(Data records)
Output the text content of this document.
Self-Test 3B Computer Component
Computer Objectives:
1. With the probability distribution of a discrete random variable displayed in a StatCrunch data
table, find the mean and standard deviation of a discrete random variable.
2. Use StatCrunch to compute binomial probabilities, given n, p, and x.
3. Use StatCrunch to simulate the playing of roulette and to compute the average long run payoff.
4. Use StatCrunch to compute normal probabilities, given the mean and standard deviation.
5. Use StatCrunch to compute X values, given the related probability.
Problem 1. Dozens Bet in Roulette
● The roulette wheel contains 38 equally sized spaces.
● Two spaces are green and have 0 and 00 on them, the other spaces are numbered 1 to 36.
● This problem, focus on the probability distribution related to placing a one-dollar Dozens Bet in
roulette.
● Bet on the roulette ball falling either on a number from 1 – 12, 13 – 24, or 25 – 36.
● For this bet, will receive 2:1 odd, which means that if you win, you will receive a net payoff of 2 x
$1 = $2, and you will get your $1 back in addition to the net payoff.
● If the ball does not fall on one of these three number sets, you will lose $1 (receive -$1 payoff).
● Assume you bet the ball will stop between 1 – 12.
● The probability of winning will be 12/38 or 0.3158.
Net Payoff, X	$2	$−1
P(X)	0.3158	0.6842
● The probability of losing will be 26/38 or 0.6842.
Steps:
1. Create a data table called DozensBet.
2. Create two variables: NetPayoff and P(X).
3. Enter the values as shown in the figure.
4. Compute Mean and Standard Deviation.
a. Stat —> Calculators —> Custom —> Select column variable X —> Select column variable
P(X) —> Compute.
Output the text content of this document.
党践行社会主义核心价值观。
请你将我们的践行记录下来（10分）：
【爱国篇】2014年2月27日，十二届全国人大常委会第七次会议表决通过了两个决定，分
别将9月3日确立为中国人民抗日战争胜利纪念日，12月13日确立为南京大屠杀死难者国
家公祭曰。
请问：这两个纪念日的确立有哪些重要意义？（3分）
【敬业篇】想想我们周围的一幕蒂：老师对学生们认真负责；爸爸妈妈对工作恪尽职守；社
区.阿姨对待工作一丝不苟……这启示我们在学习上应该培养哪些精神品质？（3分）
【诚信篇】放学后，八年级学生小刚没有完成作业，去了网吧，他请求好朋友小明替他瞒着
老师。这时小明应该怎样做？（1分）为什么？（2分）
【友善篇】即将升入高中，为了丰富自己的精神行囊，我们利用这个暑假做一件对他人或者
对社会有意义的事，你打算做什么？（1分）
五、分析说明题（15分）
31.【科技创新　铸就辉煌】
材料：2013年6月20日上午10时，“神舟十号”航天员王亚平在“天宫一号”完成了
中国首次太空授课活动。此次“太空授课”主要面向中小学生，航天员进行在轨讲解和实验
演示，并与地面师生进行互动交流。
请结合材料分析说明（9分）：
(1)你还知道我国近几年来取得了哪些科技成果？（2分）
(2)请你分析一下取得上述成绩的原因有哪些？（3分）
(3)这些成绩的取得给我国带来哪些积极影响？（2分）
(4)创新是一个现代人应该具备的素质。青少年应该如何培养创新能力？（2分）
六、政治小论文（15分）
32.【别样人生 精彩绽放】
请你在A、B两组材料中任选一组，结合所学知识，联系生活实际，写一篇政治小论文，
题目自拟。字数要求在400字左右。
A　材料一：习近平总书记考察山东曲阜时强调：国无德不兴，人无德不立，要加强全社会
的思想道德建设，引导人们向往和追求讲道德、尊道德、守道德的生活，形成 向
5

## YOUR INSTRUCTIONS
Output the listing above word for word.

## EXERCISE RESPONSE
Output the text content of this document.
Self-Test 3B Computer Component
Computer Objectives:
1. With the probability distribution of a discrete random variable displayed in a StatCrunch data
table, find the mean and standard deviation of a discrete random variable.
2. Use StatCrunch to compute binomial probabilities, given n, p, and x.
3. Use StatCrunch to simulate the playing of roulette and to compute the average long run payoff.
4. Use StatCrunch to compute normal probabilities, given the mean and standard deviation.
5. Use StatCrunch to compute X values, given the related probability.
Problem 1. Dozens Bet in Roulette
● The roulette wheel contains 38 equally sized spaces.
● Two spaces are green and have 0 and 00 on them, the other spaces are numbered 1 to 36.
● This problem, focus on the probability distribution related to placing a one-dollar Dozens Bet in
roulette.
● Bet on the roulette ball falling either on a number from 1 – 12, 13 – 24, or 25 – 36.
● For this bet, will receive 2:1 odd, which means that if you win, you will receive a net payoff of 2 x
$1 = $2, and you will get your $1 back in addition to the net payoff.
● If the ball does not fall on one of these three number sets, you will lose $1 (receive -$1 payoff).
● Assume you bet the ball will stop between 1 – 12.
● The probability of winning will be 12/38 or 0.3158.
Net Payoff, X	$2	$−1
P(X)	0.3158	0.6842
● The probability of losing will be 26/38 or 0.6842.
Steps:
1. Create a data table called DozensBet.
2. Create two variables: NetPayoff and P(X).
3. Enter the values as shown in the figure.
4. Compute Mean and Standard Deviation.
a. Stat —> Calculators —> Custom —> Select column variable X —> Select column variable
P(X) —> Compute.
Output the text content of this document.
党践行社会主义核心价值观。
请你将我们的践行记录下来（10分）：
【爱国篇】2014年2月27日，十二届全国人大常委会第七次会议表决通过了两个决定，分
别将9月3日确立为中国人民抗日战争胜利纪念日，12月13日确立为南京大屠杀死难者国
家公祭曰。
请问：这两个纪念日的确立有哪些重要意义？（3分）
【敬业篇】想想我们周围的一幕蒂：老师对学生们认真负责；爸爸妈妈对工作恪尽职守；社
区.阿姨对待工作一丝不苟……这启示我们在学习上应该培养哪些精神品质？（3分）
【诚信篇】放学后，八年级学生小刚没有完成作业，去了网吧，他请求好朋友小明替他瞒着
老师。这时小明应该怎样做？（1分）为什么？（2分）
【友善篇】即将升入高中，为了丰富自己的精神行囊，我们利用这个暑假做一件对他人或者
对社会有意义的事，你打算做什么？（1分）
五、分析说明题（15分）
31.【科技创新　铸就辉煌】
材料：2013年6月20日上午10时，“神舟十号”航天员王亚平在“天宫一号”完成了
中国首次太空授课活动。此次“太空授课”主要面向中小学生，航天员进行在轨讲解和实验
演示，并与地面师生进行互动交流。
请结合材料分析说明（9分）：
(1)你还知道我国近几年来取得了哪些科技成果？（2分）
(2)请你分析一下取得上述成绩的原因有哪些？（3分）
(3)这些成绩的取得给我国带来哪些积极影响？（2分）
(4)创新是一个现代人应该具备的素质。青少年应该如何培养创新能力？（2分）
六、政治小论文（15分）
32.【别样人生 精彩绽放】
请你在A、B两组材料中任选一组，结合所学知识，联系生活实际，写一篇政治小论文，
题目自拟。字数要求在400字左右。
A　材料一：习近平总书记考察山东曲阜时强调：国无德不兴，人无德不立，要加强全社会
的思想道德建设，引导人们向往和追求讲道德、尊道德、守道德的生活，形成 向
5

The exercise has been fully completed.